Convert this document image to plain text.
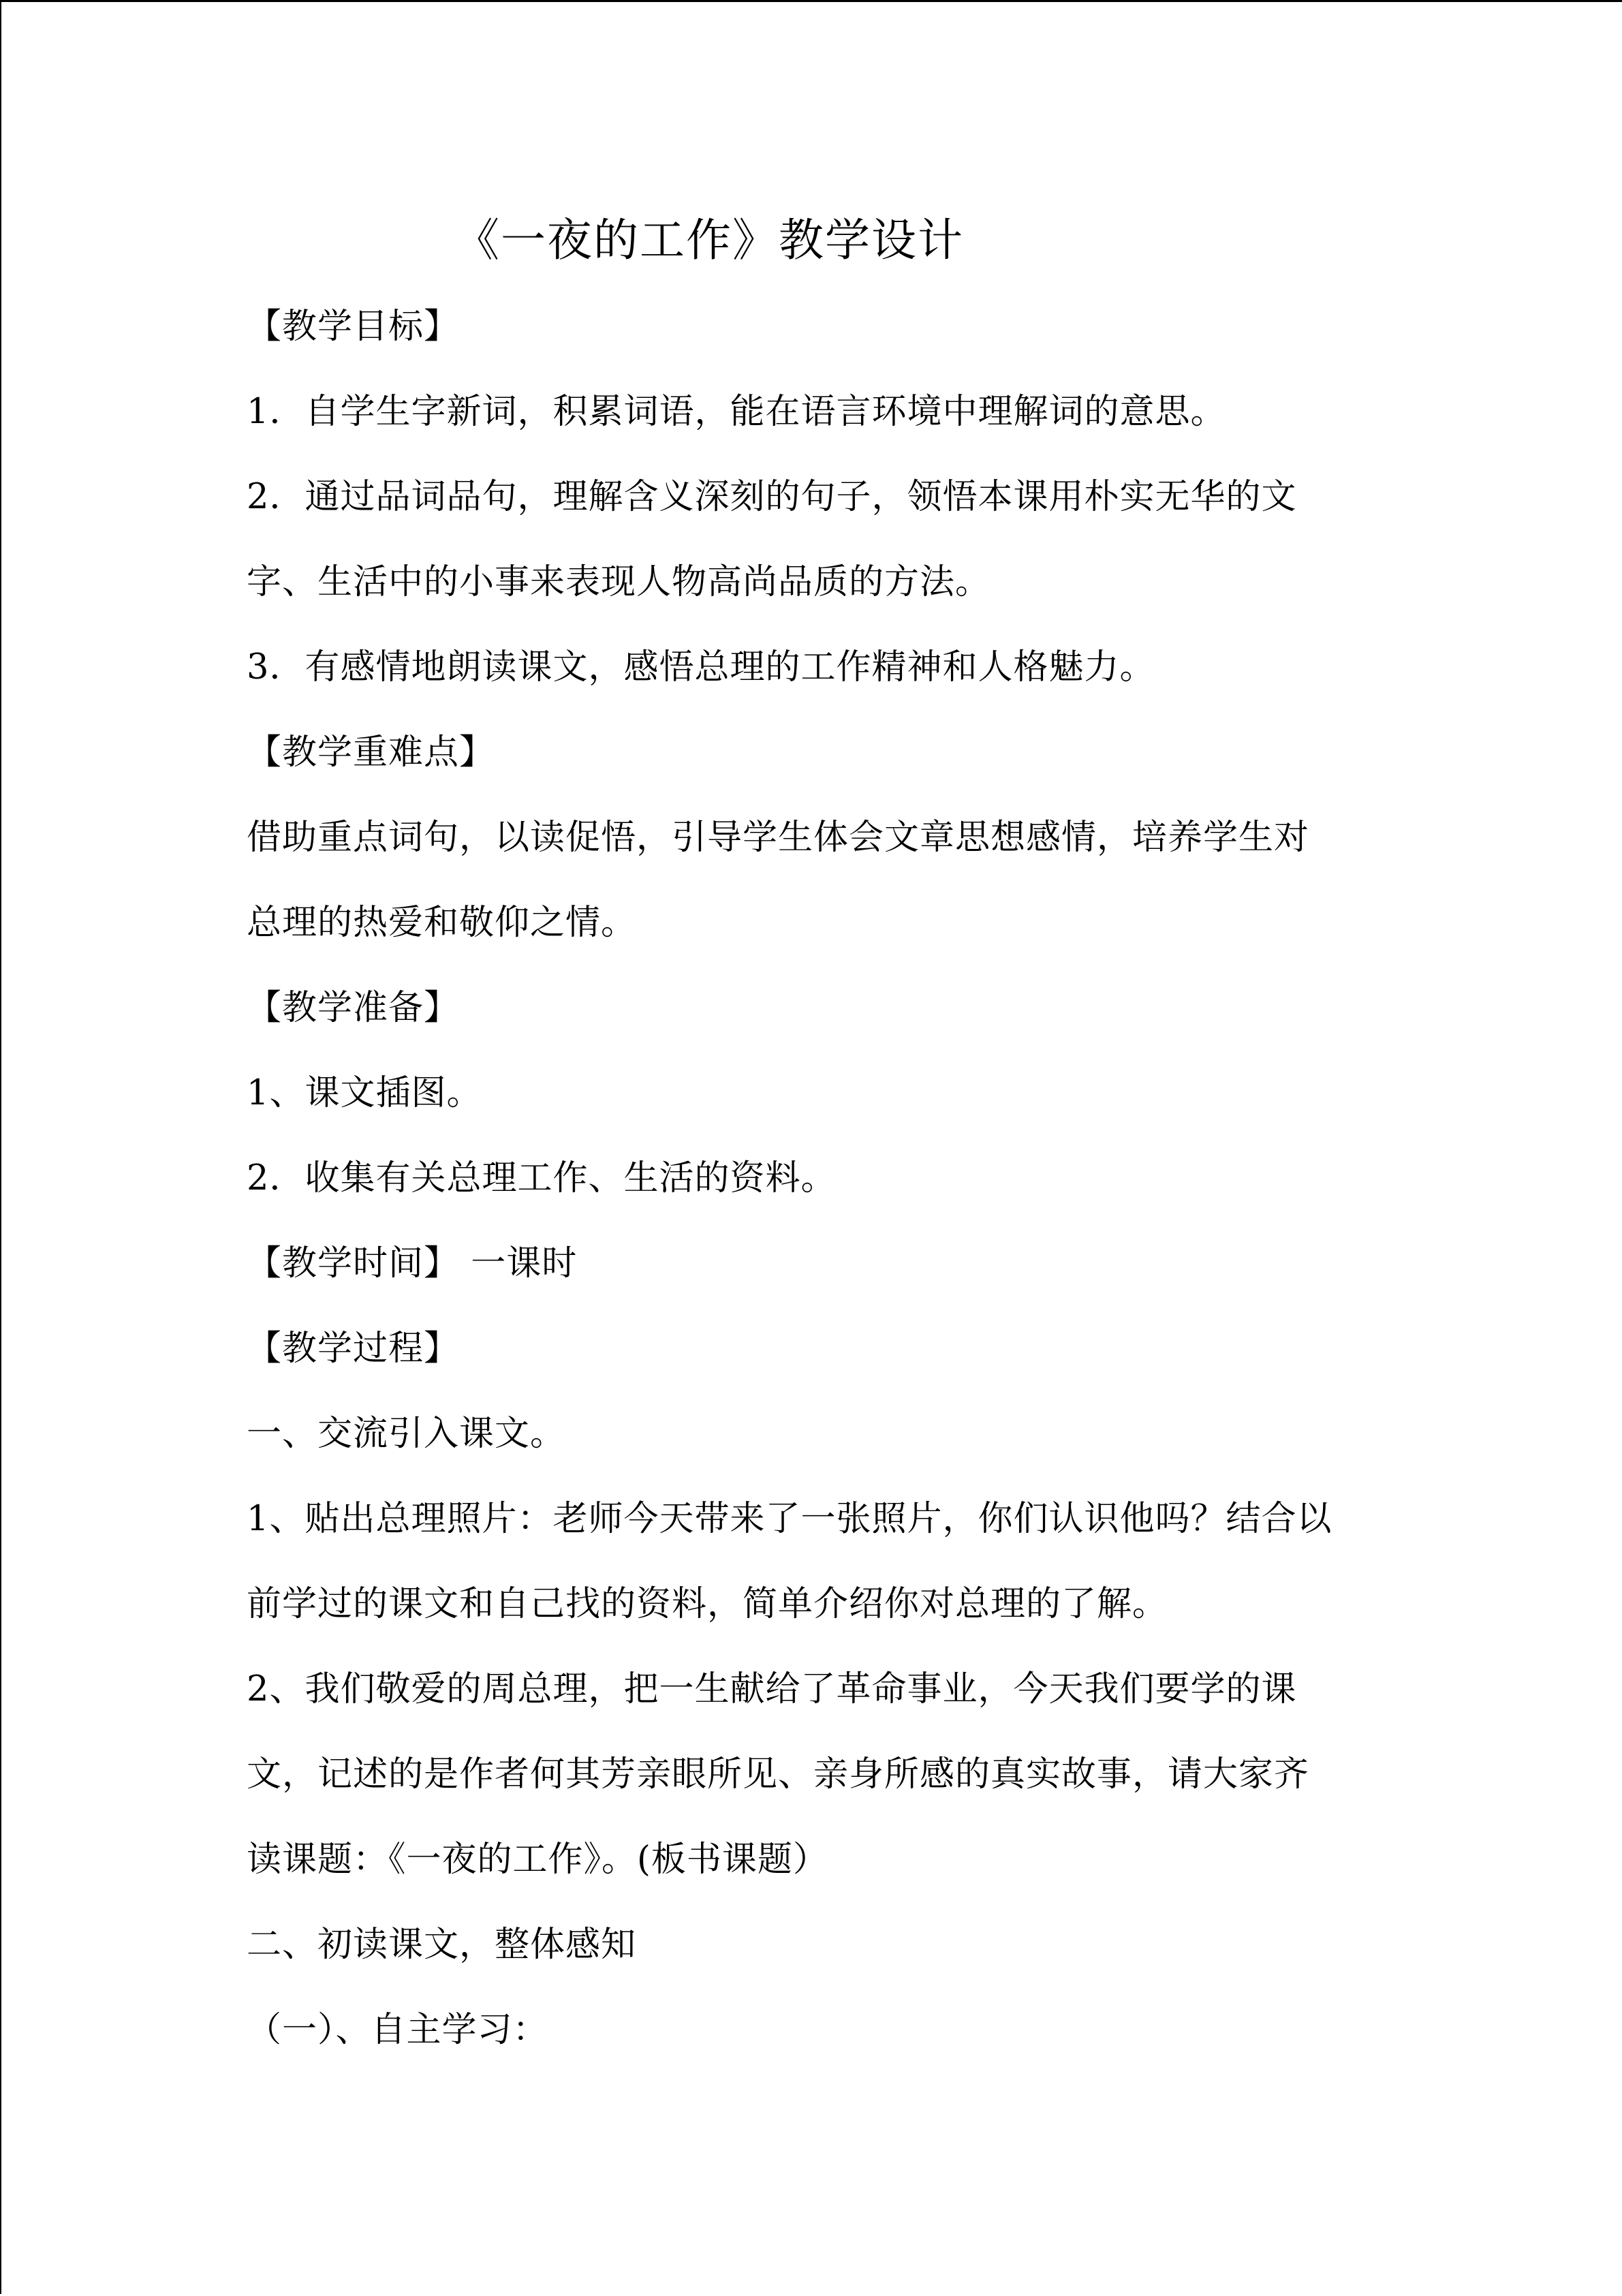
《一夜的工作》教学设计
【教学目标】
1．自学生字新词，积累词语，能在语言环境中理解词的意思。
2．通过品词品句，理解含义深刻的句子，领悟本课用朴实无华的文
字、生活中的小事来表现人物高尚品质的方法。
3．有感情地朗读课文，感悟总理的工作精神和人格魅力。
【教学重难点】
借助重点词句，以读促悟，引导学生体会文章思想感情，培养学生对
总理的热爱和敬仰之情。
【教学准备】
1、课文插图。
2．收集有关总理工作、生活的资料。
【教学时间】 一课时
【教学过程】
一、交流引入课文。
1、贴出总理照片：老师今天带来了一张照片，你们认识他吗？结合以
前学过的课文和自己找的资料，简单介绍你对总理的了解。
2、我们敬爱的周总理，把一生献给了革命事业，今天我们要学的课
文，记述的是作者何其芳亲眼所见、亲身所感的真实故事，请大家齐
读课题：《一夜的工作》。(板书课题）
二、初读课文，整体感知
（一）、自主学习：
* * *
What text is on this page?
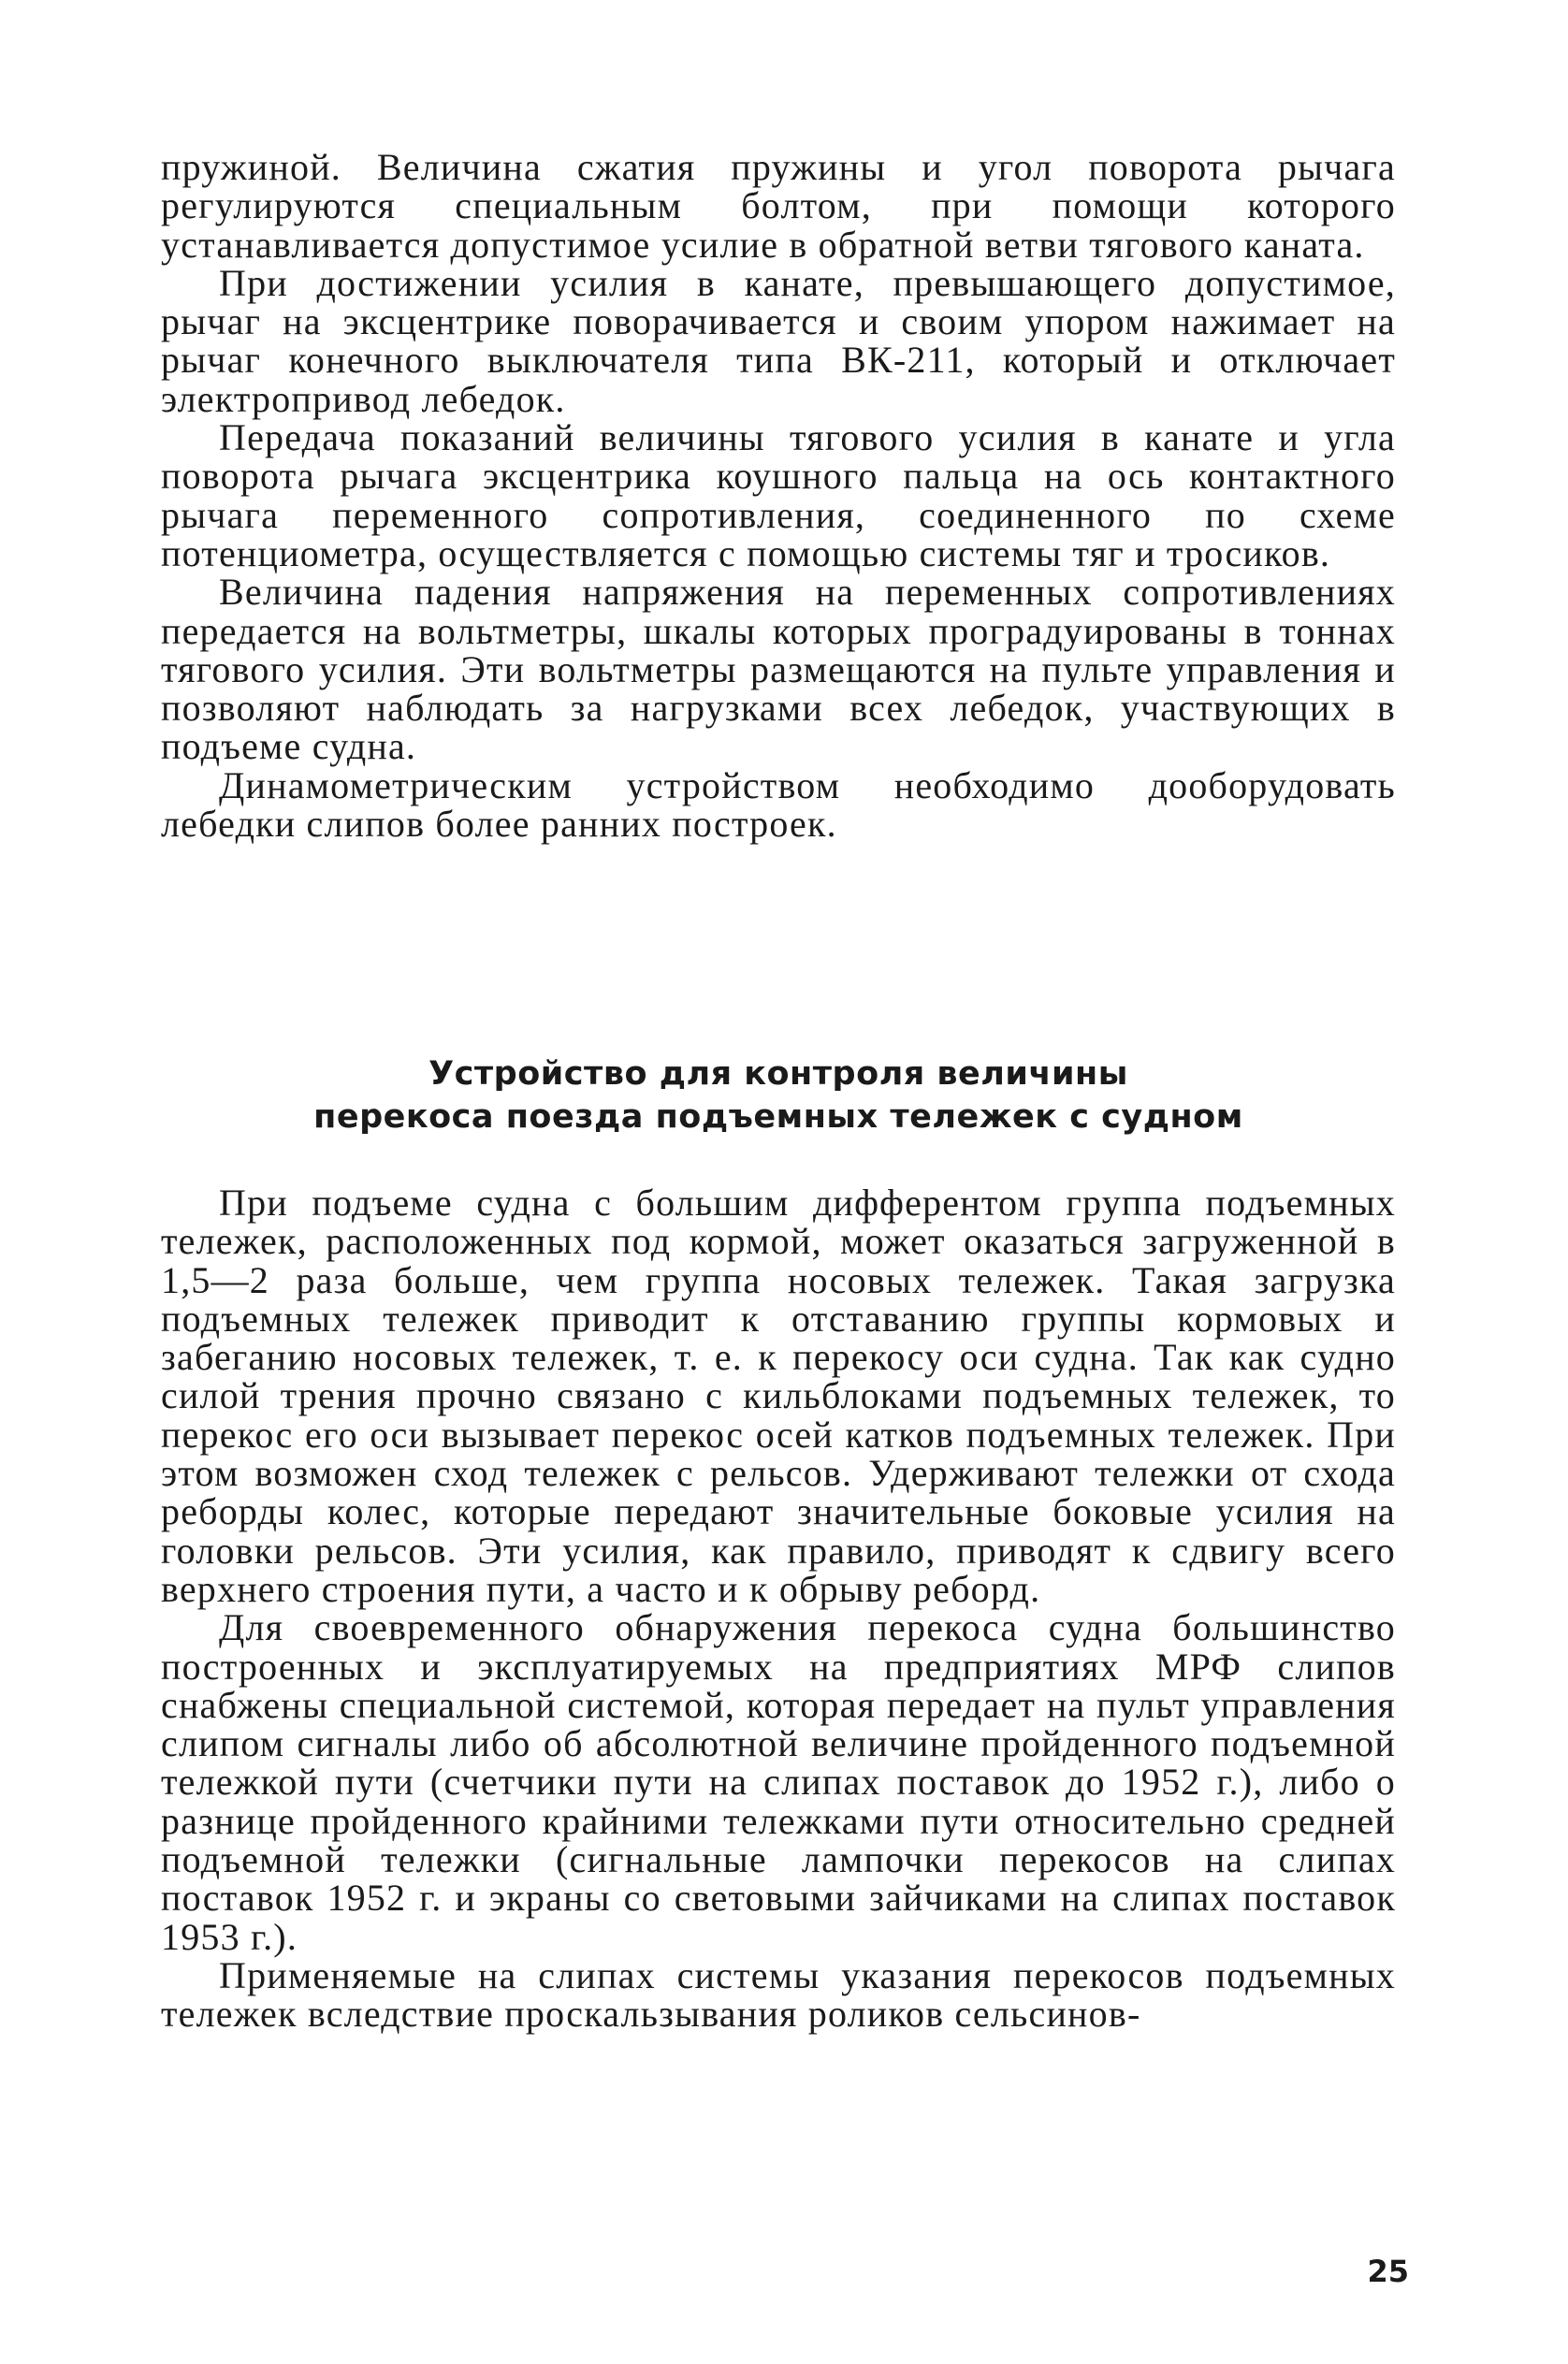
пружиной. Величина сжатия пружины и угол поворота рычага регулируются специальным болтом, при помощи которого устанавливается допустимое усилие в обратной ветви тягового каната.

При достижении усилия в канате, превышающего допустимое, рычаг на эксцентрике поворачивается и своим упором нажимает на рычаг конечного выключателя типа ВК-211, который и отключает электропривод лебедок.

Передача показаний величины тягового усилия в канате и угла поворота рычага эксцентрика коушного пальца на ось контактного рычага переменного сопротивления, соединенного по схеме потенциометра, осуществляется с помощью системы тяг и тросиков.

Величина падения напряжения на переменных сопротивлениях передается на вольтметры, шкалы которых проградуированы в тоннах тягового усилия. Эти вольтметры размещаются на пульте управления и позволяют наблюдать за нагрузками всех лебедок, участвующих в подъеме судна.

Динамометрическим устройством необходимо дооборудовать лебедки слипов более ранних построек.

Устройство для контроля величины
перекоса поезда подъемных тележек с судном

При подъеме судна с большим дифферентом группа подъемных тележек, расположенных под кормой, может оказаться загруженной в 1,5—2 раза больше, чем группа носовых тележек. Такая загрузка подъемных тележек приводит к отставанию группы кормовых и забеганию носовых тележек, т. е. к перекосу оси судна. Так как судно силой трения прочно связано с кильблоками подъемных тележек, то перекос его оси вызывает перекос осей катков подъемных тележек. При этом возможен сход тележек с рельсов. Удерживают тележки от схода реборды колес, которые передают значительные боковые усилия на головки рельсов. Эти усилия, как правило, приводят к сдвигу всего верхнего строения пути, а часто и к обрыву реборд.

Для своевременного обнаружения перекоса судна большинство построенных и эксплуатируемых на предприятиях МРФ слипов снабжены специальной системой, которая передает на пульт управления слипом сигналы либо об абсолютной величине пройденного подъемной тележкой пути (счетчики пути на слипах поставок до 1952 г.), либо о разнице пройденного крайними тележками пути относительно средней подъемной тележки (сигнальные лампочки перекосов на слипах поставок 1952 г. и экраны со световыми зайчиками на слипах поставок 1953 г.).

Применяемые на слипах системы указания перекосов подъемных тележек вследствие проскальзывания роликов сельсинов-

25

What you will do »
List the lines of the records where "text" occurs.

Result of the exercise »
Convert this document image to plain text.
What text is on this page?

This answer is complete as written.